### DESCRIPTION OF THE TASK
Take the data that follows and retype it word for word.

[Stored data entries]
## start
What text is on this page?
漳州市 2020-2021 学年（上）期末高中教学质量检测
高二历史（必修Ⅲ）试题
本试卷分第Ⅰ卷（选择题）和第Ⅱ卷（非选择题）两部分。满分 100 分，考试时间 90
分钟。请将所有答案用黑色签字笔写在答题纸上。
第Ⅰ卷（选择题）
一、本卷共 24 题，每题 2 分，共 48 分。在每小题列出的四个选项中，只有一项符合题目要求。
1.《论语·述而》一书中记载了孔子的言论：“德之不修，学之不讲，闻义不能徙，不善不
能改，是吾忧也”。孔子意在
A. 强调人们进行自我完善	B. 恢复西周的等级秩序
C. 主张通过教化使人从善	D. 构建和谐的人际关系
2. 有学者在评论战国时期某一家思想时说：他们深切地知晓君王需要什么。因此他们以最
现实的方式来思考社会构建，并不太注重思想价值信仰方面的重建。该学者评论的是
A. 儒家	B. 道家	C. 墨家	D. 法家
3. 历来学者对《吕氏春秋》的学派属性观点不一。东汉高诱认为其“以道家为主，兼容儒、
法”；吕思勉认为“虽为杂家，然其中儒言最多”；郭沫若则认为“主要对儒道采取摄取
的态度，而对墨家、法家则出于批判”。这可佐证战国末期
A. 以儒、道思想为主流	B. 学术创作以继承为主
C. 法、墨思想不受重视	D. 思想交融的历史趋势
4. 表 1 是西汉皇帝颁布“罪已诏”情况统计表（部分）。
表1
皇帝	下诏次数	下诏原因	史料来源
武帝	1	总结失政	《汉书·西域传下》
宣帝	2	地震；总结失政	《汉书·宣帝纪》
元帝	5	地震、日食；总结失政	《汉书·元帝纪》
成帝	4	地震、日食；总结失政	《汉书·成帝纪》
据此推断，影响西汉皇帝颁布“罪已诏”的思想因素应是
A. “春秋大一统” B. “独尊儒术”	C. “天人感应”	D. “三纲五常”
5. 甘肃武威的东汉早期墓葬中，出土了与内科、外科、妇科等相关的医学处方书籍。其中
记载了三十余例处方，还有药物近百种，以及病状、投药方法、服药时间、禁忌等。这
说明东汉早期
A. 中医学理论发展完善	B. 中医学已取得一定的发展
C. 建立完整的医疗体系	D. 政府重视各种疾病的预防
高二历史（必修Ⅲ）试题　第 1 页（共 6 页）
## end
### THE COMPLETED TASK
What text is on this page?
漳州市 2020-2021 学年（上）期末高中教学质量检测
高二历史（必修Ⅲ）试题
本试卷分第Ⅰ卷（选择题）和第Ⅱ卷（非选择题）两部分。满分 100 分，考试时间 90
分钟。请将所有答案用黑色签字笔写在答题纸上。
第Ⅰ卷（选择题）
一、本卷共 24 题，每题 2 分，共 48 分。在每小题列出的四个选项中，只有一项符合题目要求。
1.《论语·述而》一书中记载了孔子的言论：“德之不修，学之不讲，闻义不能徙，不善不
能改，是吾忧也”。孔子意在
A. 强调人们进行自我完善	B. 恢复西周的等级秩序
C. 主张通过教化使人从善	D. 构建和谐的人际关系
2. 有学者在评论战国时期某一家思想时说：他们深切地知晓君王需要什么。因此他们以最
现实的方式来思考社会构建，并不太注重思想价值信仰方面的重建。该学者评论的是
A. 儒家	B. 道家	C. 墨家	D. 法家
3. 历来学者对《吕氏春秋》的学派属性观点不一。东汉高诱认为其“以道家为主，兼容儒、
法”；吕思勉认为“虽为杂家，然其中儒言最多”；郭沫若则认为“主要对儒道采取摄取
的态度，而对墨家、法家则出于批判”。这可佐证战国末期
A. 以儒、道思想为主流	B. 学术创作以继承为主
C. 法、墨思想不受重视	D. 思想交融的历史趋势
4. 表 1 是西汉皇帝颁布“罪已诏”情况统计表（部分）。
表1
皇帝	下诏次数	下诏原因	史料来源
武帝	1	总结失政	《汉书·西域传下》
宣帝	2	地震；总结失政	《汉书·宣帝纪》
元帝	5	地震、日食；总结失政	《汉书·元帝纪》
成帝	4	地震、日食；总结失政	《汉书·成帝纪》
据此推断，影响西汉皇帝颁布“罪已诏”的思想因素应是
A. “春秋大一统” B. “独尊儒术”	C. “天人感应”	D. “三纲五常”
5. 甘肃武威的东汉早期墓葬中，出土了与内科、外科、妇科等相关的医学处方书籍。其中
记载了三十余例处方，还有药物近百种，以及病状、投药方法、服药时间、禁忌等。这
说明东汉早期
A. 中医学理论发展完善	B. 中医学已取得一定的发展
C. 建立完整的医疗体系	D. 政府重视各种疾病的预防
高二历史（必修Ⅲ）试题　第 1 页（共 6 页）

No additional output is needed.